# What you should do
Count each line below that has "шнурку" anywhere in it. Answer with the total alone.

# Data for the task
════════

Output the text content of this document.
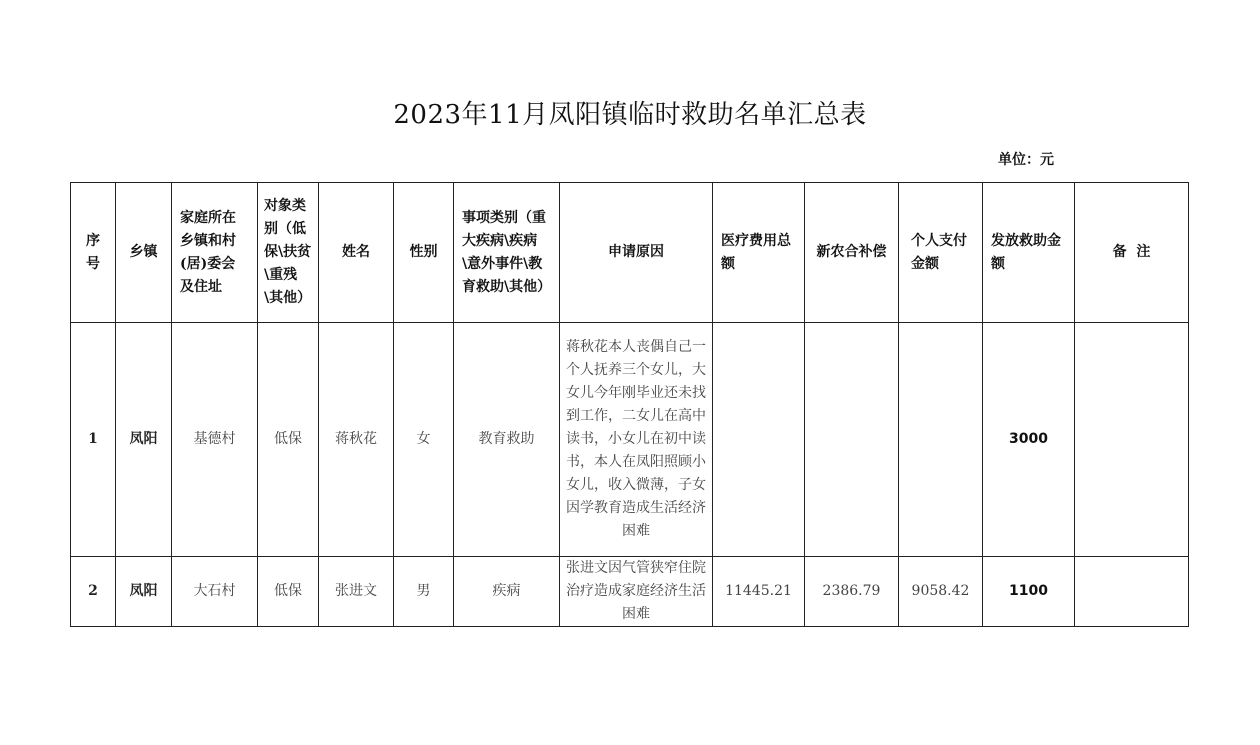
2023年11月凤阳镇临时救助名单汇总表
单位：元
序号	乡镇	家庭所在乡镇和村(居)委会及住址	对象类别（低保\扶贫\重残\其他）	姓名	性别	事项类别（重大疾病\疾病\意外事件\教育救助\其他）	申请原因	医疗费用总额	新农合补偿	个人支付金额	发放救助金额	备  注
1	凤阳	基德村	低保	蒋秋花	女	教育救助	蒋秋花本人丧偶自己一个人抚养三个女儿，大女儿今年刚毕业还未找到工作，二女儿在高中读书，小女儿在初中读书，本人在凤阳照顾小女儿，收入微薄，子女因学教育造成生活经济困难				3000	
2	凤阳	大石村	低保	张进文	男	疾病	张进文因气管狭窄住院治疗造成家庭经济生活困难	11445.21	2386.79	9058.42	1100	
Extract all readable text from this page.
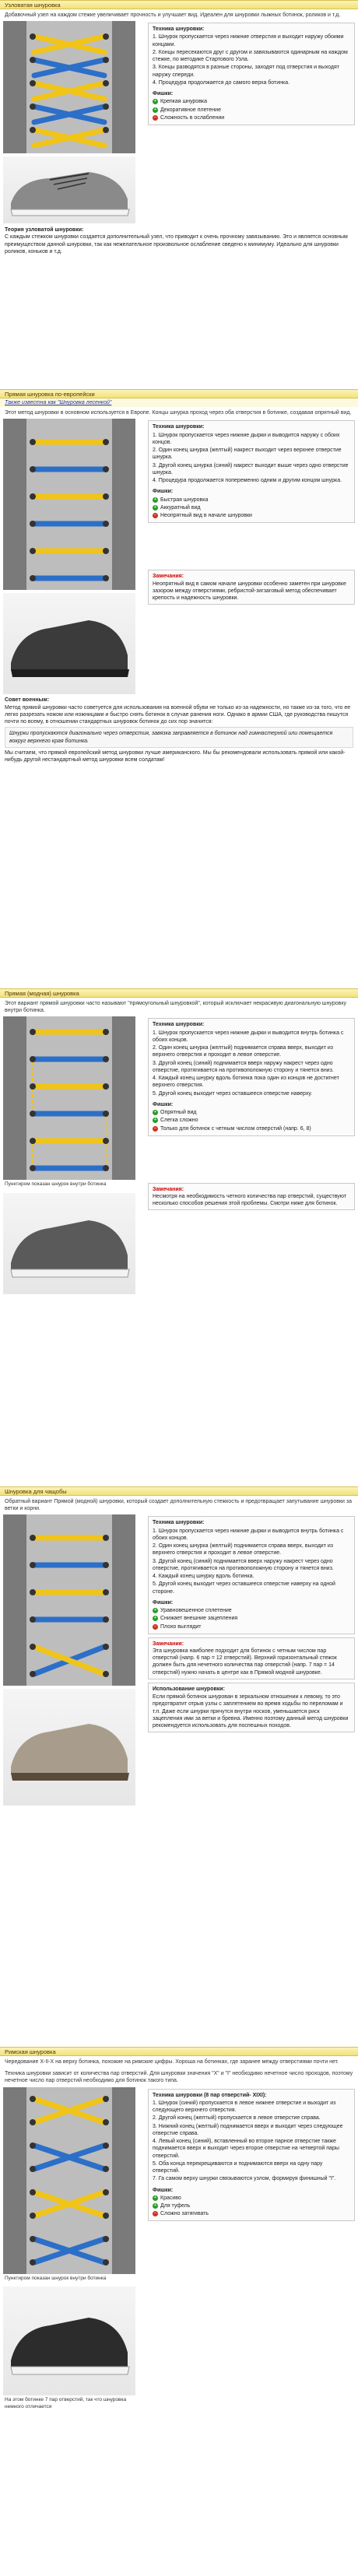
Узловатая шнуровка
Добавочный узел на каждом стежке увеличивает прочность и улучшает вид. Идеален для шнуровки лыжных ботинок, роликов и т.д.
Техника шнуровки:
1. Шнурок пропускается через нижние отверстия и выходит наружу обоими концами.
2. Концы пересекаются друг с другом и завязываются одинарным на каждом стежке, по методике Стартового Узла.
3. Концы разводятся в разные стороны, заходят под отверстия и выходят наружу спереди.
4. Процедура продолжается до самого верха ботинка.
Фишки:
+ Крепкая шнуровка
+ Декоративное плетение
− Сложность в ослаблении
Теория узловатой шнуровки:
С каждым стежком шнуровки создается дополнительный узел, что приводит к очень прочному завязыванию. Это и является основным преимуществом данной шнуровки, так как нежелательное произвольное ослабление сведено к минимуму. Идеально для шнуровки роликов, коньков и т.д.
Прямая шнуровка по-европейски
Также известна как "Шнуровка лесенкой"
Этот метод шнуровки в основном используется в Европе. Концы шнурка проход через оба отверстия в ботинке, создавая опрятный вид.
Техника шнуровки:
1. Шнурок пропускается через нижние дырки и выводится наружу с обоих концов.
2. Один конец шнурка (желтый) накрест выходит через верхнее отверстие шнурка.
3. Другой конец шнурка (синий) накрест выходит выше через одно отверстие шнурка.
4. Процедура продолжается попеременно одним и другим концом шнурка.
Фишки:
+ Быстрая шнуровка
+ Аккуратный вид
− Неопрятный вид в начале шнуровки
Замечания:
Неопрятный вид в самом начале шнуровки особенно заметен при шнуровке зазором между отверстиями, ребристой-зигзаговый метод обеспечивает крепость и надежность шнуровки.
Совет военным:
Метод прямой шнуровки часто советуется для использования на военной обуви не только из-за надежности, но также из-за того, что ее легко разрезать ножом или ножницами и быстро снять ботинок в случае ранения ноги. Однако в армии США, где руководства пишутся почти по всему, в отношении стандартных шнуровок ботинок до сих пор значится:
Шнурки пропускаются диагонально через отверстия, завязка заправляется в ботинок над гимнастерной или помещается вокруг верхнего края ботинка.
Мы считаем, что прямой европейский метод шнуровки лучше американского. Мы бы рекомендовали использовать прямой или какой-нибудь другой нестандартный метод шнуровки всем солдатам!
Прямая (модная) шнуровка
Этот вариант прямой шнуровки часто называют "прямоугольный шнуровкой", который исключает некрасивую диагональную шнуровку внутри ботинка.
Пунктиром показан шнурок внутри ботинка
Техника шнуровки:
1. Шнурок пропускается через нижние дырки и выводится внутрь ботинка с обоих концов.
2. Один конец шнурка (желтый) поднимается справа вверх, выходит из верхнего отверстия и проходит в левое отверстие.
3. Другой конец (синий) поднимается вверх наружу накрест через одно отверстие, протягивается на противоположную сторону и тянется вниз.
4. Каждый конец шнурку вдоль ботинка пока один из концов не достигнет верхнего отверстия.
5. Другой конец выходит через оставшееся отверстие наверху.
Фишки:
+ Опрятный вид
+ Слегка сложно
− Только для ботинок с четным числом отверстий (напр. 6, 8)
Замечания:
Несмотря на необходимость четного количества пар отверстий, существуют несколько способов решения этой проблемы. Смотри ниже для ботинок.
Шнуровка для чащобы
Обратный вариант Прямой (модной) шнуровки, который создает дополнительную стежкость и предотвращает запутывание шнуровки за ветки и корни.
Техника шнуровки:
1. Шнурок пропускается через нижние дырки и выводится внутрь ботинка с обоих концов.
2. Один конец шнурка (желтый) поднимается справа вверх, выходит из верхнего отверстия и проходит в левое отверстие.
3. Другой конец (синий) поднимается вверх наружу накрест через одно отверстие, протягивается на противоположную сторону и тянется вниз.
4. Каждый конец шнурку вдоль ботинка.
5. Другой конец выходит через оставшееся отверстие наверху на одной стороне.
Фишки:
+ Уравновешенное сплетение
+ Снижает внешние зацепления
− Плохо выглядит
Замечания:
Эта шнуровка наиболее подходит для ботинок с четным числом пар отверстий (напр. 6 пар = 12 отверстий). Верхний горизонтальный стежок должен быть для нечетного количества пар отверстий (напр. 7 пар = 14 отверстий) нужно начать в центре как в Прямой модной шнуровке.
Использование шнуровки:
Если прямой ботинок шнурован в зеркальном отношении к левому, то это предотвратит отрыв узлы с заплетением во время ходьбы по переломам и т.п. Даже если шнурки прячутся внутри носков, уменьшается риск зацепления ими за ветки и бревна. Именно поэтому данный метод шнуровки рекомендуется использовать для поспешных походов.
Римская шнуровка
Чередование X-II-X на верху ботинка, похожие на римские цифры. Хороша на ботинках, где заранее между отверстиями почти нет.
Техника шнуровки зависит от количества пар отверстий. Для шнуровки значения "X" и "I" необходимо нечетное число проходов, поэтому нечетное число пар отверстий необходимо для ботинок такого типа.
Пунктиром показан шнурок внутри ботинка
На этом ботинке 7 пар отверстий, так что шнуровка немного отличается
Техника шнуровки (8 пар отверстий- XIXI):
1. Шнурок (синий) пропускается в левое нижнее отверстие и выходит из следующего верхнего отверстия.
2. Другой конец (желтый) пропускается в левое отверстие справа.
3. Нижний конец (желтый) поднимается вверх и выходит через следующее отверстие справа.
4. Левый конец (синий), вставленный во второе парное отверстие также поднимается вверх и выходит через второе отверстие на четвертой пары отверстий.
5. Оба конца перекрещиваются и поднимаются вверх на одну пару отверстий.
7. Га самом верху шнурки связываются узлом, формируя финишный "I".
Фишки:
+ Красиво
+ Для туфель
− Сложно затягивать
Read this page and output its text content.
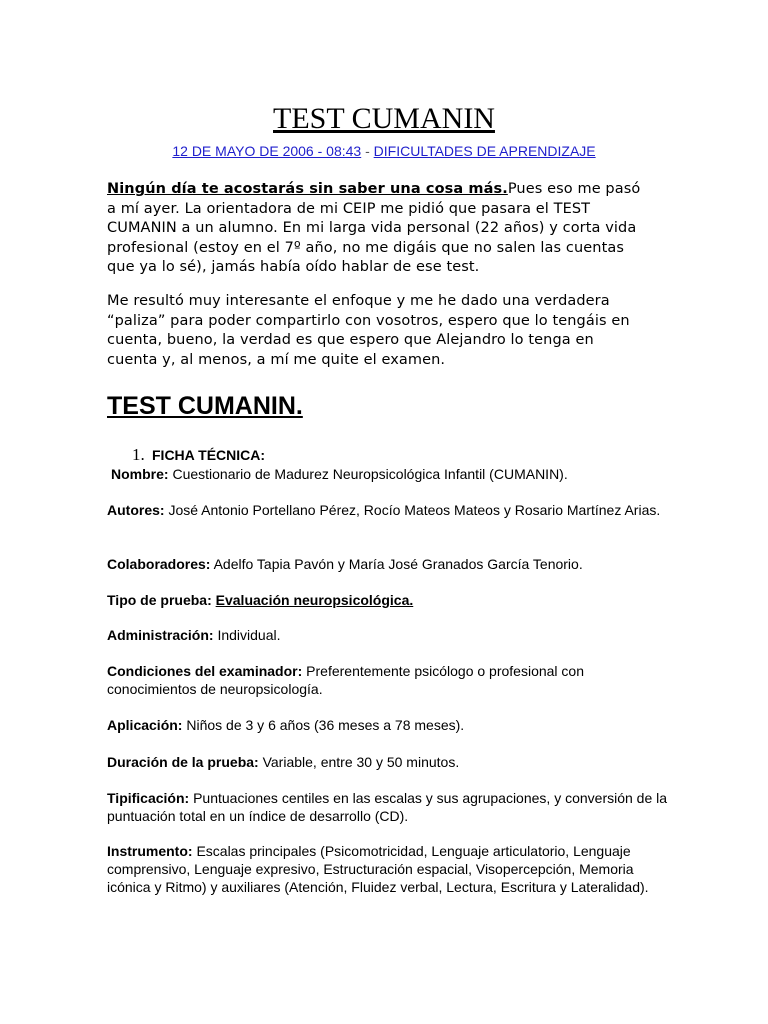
TEST CUMANIN
12 DE MAYO DE 2006 - 08:43 - DIFICULTADES DE APRENDIZAJE
Ningún día te acostarás sin saber una cosa más.Pues eso me pasó a mí ayer. La orientadora de mi CEIP me pidió que pasara el TEST CUMANIN a un alumno. En mi larga vida personal (22 años) y corta vida profesional (estoy en el 7º año, no me digáis que no salen las cuentas que ya lo sé), jamás había oído hablar de ese test.
Me resultó muy interesante el enfoque y me he dado una verdadera “paliza” para poder compartirlo con vosotros, espero que lo tengáis en cuenta, bueno, la verdad es que espero que Alejandro lo tenga en cuenta y, al menos, a mí me quite el examen.
TEST CUMANIN.
1. FICHA TÉCNICA:
Nombre: Cuestionario de Madurez Neuropsicológica Infantil (CUMANIN).
Autores: José Antonio Portellano Pérez, Rocío Mateos Mateos y Rosario Martínez Arias.
Colaboradores: Adelfo Tapia Pavón y María José Granados García Tenorio.
Tipo de prueba: Evaluación neuropsicológica.
Administración: Individual.
Condiciones del examinador: Preferentemente psicólogo o profesional con conocimientos de neuropsicología.
Aplicación: Niños de 3 y 6 años (36 meses a 78 meses).
Duración de la prueba: Variable, entre 30 y 50 minutos.
Tipificación: Puntuaciones centiles en las escalas y sus agrupaciones, y conversión de la puntuación total en un índice de desarrollo (CD).
Instrumento: Escalas principales (Psicomotricidad, Lenguaje articulatorio, Lenguaje comprensivo, Lenguaje expresivo, Estructuración espacial, Visopercepción, Memoria icónica y Ritmo) y auxiliares (Atención, Fluidez verbal, Lectura, Escritura y Lateralidad).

════════

# Exercise answer
2